◆ What is expected ◆
Give every entry again, unchanged, and leave its images out.

>> BEGIN Input material

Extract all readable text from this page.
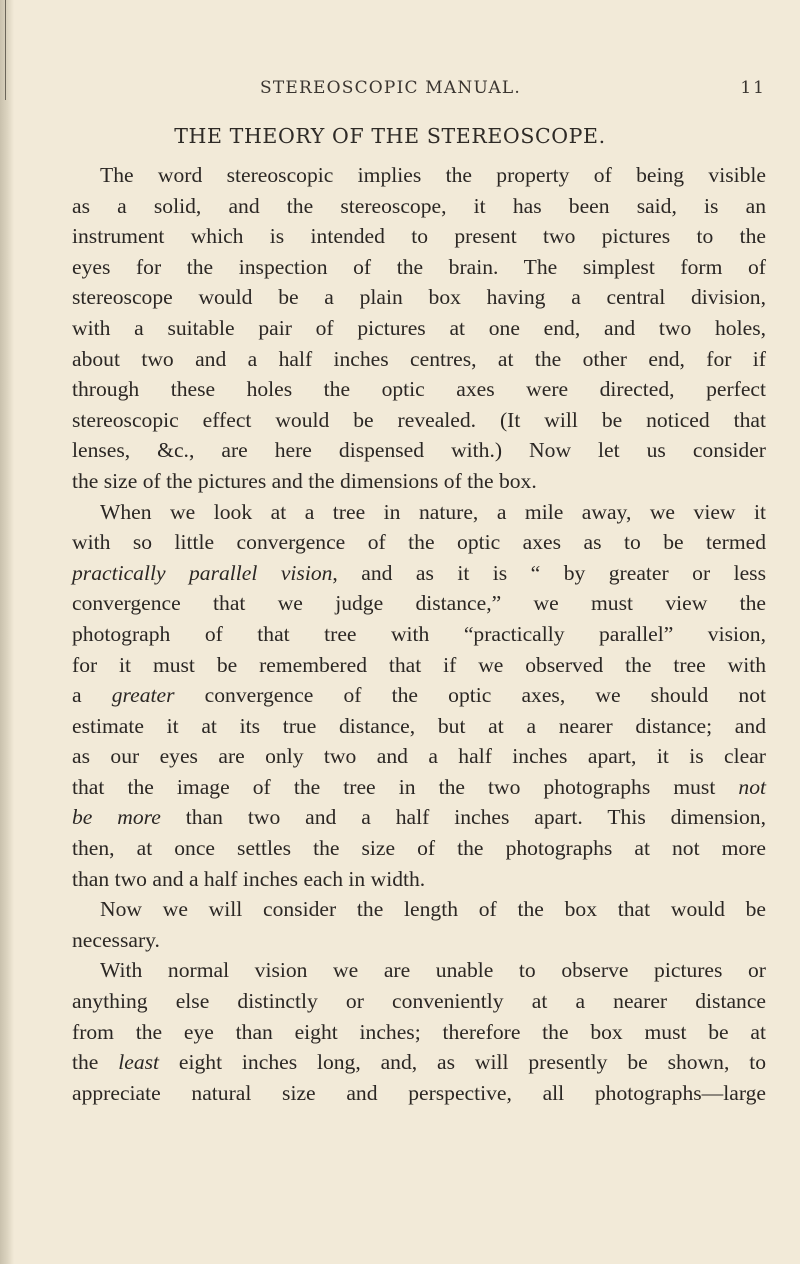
STEREOSCOPIC MANUAL.	11
THE THEORY OF THE STEREOSCOPE.
The word stereoscopic implies the property of being visible
as a solid, and the stereoscope, it has been said, is an
instrument which is intended to present two pictures to the
eyes for the inspection of the brain. The simplest form of
stereoscope would be a plain box having a central division,
with a suitable pair of pictures at one end, and two holes,
about two and a half inches centres, at the other end, for if
through these holes the optic axes were directed, perfect
stereoscopic effect would be revealed. (It will be noticed that
lenses, &c., are here dispensed with.) Now let us consider
the size of the pictures and the dimensions of the box.
When we look at a tree in nature, a mile away, we view it
with so little convergence of the optic axes as to be termed
practically parallel vision, and as it is “ by greater or less
convergence that we judge distance,” we must view the
photograph of that tree with “practically parallel” vision,
for it must be remembered that if we observed the tree with
a greater convergence of the optic axes, we should not
estimate it at its true distance, but at a nearer distance; and
as our eyes are only two and a half inches apart, it is clear
that the image of the tree in the two photographs must not
be more than two and a half inches apart. This dimension,
then, at once settles the size of the photographs at not more
than two and a half inches each in width.
Now we will consider the length of the box that would be
necessary.
With normal vision we are unable to observe pictures or
anything else distinctly or conveniently at a nearer distance
from the eye than eight inches; therefore the box must be at
the least eight inches long, and, as will presently be shown, to
appreciate natural size and perspective, all photographs—large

>> END Input material

◆ Task solution ◆
Extract all readable text from this page.
STEREOSCOPIC MANUAL.	11
THE THEORY OF THE STEREOSCOPE.
The word stereoscopic implies the property of being visible
as a solid, and the stereoscope, it has been said, is an
instrument which is intended to present two pictures to the
eyes for the inspection of the brain. The simplest form of
stereoscope would be a plain box having a central division,
with a suitable pair of pictures at one end, and two holes,
about two and a half inches centres, at the other end, for if
through these holes the optic axes were directed, perfect
stereoscopic effect would be revealed. (It will be noticed that
lenses, &c., are here dispensed with.) Now let us consider
the size of the pictures and the dimensions of the box.
When we look at a tree in nature, a mile away, we view it
with so little convergence of the optic axes as to be termed
practically parallel vision, and as it is “ by greater or less
convergence that we judge distance,” we must view the
photograph of that tree with “practically parallel” vision,
for it must be remembered that if we observed the tree with
a greater convergence of the optic axes, we should not
estimate it at its true distance, but at a nearer distance; and
as our eyes are only two and a half inches apart, it is clear
that the image of the tree in the two photographs must not
be more than two and a half inches apart. This dimension,
then, at once settles the size of the photographs at not more
than two and a half inches each in width.
Now we will consider the length of the box that would be
necessary.
With normal vision we are unable to observe pictures or
anything else distinctly or conveniently at a nearer distance
from the eye than eight inches; therefore the box must be at
the least eight inches long, and, as will presently be shown, to
appreciate natural size and perspective, all photographs—large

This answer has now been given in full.